_What needs to be done_
Count the lines containing "frac". Give the number alone.

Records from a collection
— START —

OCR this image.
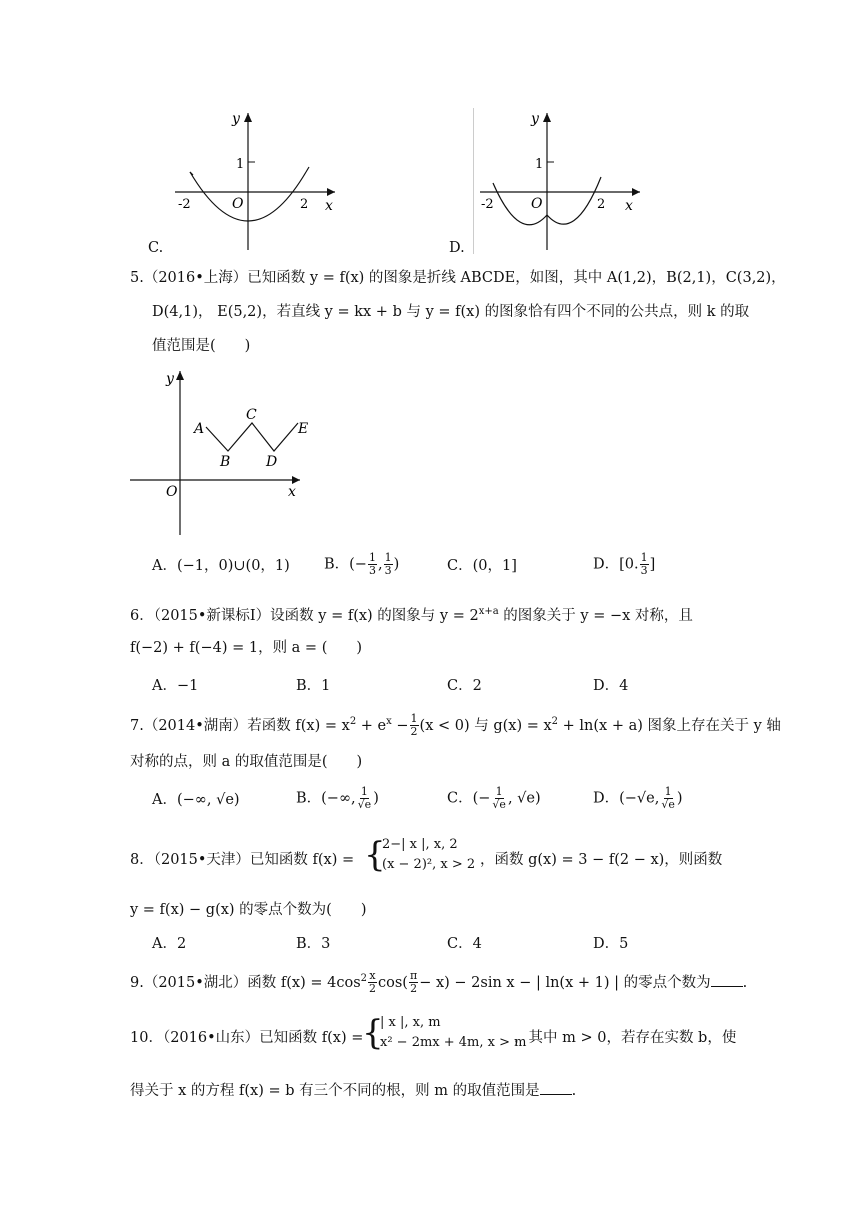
y
x
O
1
-2	2
C.
y
x
O
1
-2	2
D.
5.（2016•上海）已知函数 y = f(x) 的图象是折线 ABCDE，如图，其中 A(1,2)，B(2,1)，C(3,2)，
D(4,1)， E(5,2)，若直线 y = kx + b 与 y = f(x) 的图象恰有四个不同的公共点，则 k 的取
值范围是(　　)
y
x
O
A
B
C
D
E
A．(−1，0)∪(0，1) B．(− $\frac{1}{3}$ , $\frac{1}{3}$ )	C．(0，1]	D．[0. $\frac{1}{3}$ ]
6．（2015•新课标Ⅰ）设函数 y = f(x) 的图象与 $y = 2^{x+a}$ 的图象关于 y = −x 对称，且
f(−2) + f(−4) = 1，则 a = (　　)
A．−1	B．1	C．2	D．4
7.（2014•湖南）若函数 $f(x) = x^2 + e^x - \frac{1}{2} (x < 0)$ 与 $g(x) = x^2 + \ln(x + a)$ 图象上存在关于 y 轴
对称的点，则 a 的取值范围是(　　)
A．(−∞, √e)	B．(−∞, $\frac{1}{√e}$ )	C．(− $\frac{1}{√e}$ , √e)	D．(−√e, $\frac{1}{√e}$ )
8．（2015•天津）已知函数 f(x) = {
2−| x |, x, 2
(x − 2)², x > 2 ，函数 g(x) = 3 − f(2 − x)，则函数
y = f(x) − g(x) 的零点个数为(　　)
A．2	B．3	C．4	D．5
9.（2015•湖北）函数 $f(x) = 4\cos^2 \frac{x}{2} \cos( \frac{\pi}{2} - x) - 2\sin$ x − | ln(x + 1) | 的零点个数为 .
10．（2016•山东）已知函数 f(x) =
{
| x |, x, m
x² − 2mx + 4m, x > m
，其中 m > 0，若存在实数 b，使
得关于 x 的方程 f(x) = b 有三个不同的根，则 m 的取值范围是 .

— END —

_Solution below_
4